◆ **DESCRIPTION OF THE TASK**: Which lines hold the word "overlay"? Copy each one.

·····

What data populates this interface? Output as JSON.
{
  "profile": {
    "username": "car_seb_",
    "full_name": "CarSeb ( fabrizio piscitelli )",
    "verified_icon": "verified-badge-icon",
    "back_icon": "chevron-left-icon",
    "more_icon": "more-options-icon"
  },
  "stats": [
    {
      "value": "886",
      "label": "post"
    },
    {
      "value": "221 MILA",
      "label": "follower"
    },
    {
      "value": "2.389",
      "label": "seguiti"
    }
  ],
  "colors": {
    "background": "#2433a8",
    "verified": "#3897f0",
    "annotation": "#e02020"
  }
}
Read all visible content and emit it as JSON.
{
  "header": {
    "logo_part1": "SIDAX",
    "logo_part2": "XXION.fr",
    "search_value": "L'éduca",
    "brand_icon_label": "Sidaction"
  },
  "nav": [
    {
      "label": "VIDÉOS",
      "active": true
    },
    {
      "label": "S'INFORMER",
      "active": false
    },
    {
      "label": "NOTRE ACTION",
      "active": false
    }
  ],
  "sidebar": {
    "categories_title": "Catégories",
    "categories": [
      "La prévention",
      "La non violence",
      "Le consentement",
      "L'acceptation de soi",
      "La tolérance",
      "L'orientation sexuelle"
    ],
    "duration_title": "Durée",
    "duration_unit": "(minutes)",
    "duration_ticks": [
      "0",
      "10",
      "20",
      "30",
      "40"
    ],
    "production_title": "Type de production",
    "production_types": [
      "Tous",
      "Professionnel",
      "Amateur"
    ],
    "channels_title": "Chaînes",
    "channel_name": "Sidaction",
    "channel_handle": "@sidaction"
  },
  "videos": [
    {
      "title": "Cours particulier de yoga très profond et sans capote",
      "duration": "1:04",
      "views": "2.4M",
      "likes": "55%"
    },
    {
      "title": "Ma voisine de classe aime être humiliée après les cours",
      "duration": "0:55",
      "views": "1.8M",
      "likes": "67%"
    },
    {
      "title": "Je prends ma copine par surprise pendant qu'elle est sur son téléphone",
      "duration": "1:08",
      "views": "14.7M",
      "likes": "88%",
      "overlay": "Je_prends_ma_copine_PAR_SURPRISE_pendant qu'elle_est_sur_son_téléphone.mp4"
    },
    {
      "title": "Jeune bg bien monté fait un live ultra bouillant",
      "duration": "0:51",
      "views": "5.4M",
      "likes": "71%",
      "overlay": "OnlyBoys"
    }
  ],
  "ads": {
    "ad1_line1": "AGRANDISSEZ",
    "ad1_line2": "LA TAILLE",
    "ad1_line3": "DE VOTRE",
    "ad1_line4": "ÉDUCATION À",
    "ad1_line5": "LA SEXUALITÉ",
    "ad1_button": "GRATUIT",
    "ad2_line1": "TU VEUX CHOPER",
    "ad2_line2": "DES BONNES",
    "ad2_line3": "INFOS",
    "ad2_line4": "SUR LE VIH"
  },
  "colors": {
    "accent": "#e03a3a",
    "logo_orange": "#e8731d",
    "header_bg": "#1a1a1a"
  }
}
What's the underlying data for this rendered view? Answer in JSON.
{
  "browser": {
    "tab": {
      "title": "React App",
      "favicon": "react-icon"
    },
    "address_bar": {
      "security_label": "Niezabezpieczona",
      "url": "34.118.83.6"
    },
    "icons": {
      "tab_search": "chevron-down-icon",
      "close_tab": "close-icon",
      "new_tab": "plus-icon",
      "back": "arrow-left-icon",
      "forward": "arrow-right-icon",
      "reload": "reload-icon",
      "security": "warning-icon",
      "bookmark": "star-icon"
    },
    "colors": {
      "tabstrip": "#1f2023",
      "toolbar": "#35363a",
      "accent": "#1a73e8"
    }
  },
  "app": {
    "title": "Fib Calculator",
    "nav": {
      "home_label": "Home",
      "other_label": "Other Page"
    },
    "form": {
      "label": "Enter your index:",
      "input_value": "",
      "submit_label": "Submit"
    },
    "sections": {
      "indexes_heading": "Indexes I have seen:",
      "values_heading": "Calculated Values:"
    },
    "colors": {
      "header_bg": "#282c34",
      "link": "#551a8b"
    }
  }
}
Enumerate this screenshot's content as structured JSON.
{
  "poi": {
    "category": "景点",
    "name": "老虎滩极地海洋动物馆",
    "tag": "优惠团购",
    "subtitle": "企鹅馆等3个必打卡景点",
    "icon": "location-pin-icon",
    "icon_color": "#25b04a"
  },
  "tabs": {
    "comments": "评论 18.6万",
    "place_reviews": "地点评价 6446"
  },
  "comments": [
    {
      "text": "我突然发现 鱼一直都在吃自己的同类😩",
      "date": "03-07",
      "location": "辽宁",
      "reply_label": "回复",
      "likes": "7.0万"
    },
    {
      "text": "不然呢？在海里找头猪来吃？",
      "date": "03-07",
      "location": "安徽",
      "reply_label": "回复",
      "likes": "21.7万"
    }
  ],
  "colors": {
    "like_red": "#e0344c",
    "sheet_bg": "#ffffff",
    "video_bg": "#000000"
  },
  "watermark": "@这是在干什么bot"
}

·····

◆ **EXERCISE RESULT**:
      "overlay": "Je_prends_ma_copine_PAR_SURPRISE_pendant qu'elle_est_sur_son_téléphone.mp4"
      "overlay": "OnlyBoys"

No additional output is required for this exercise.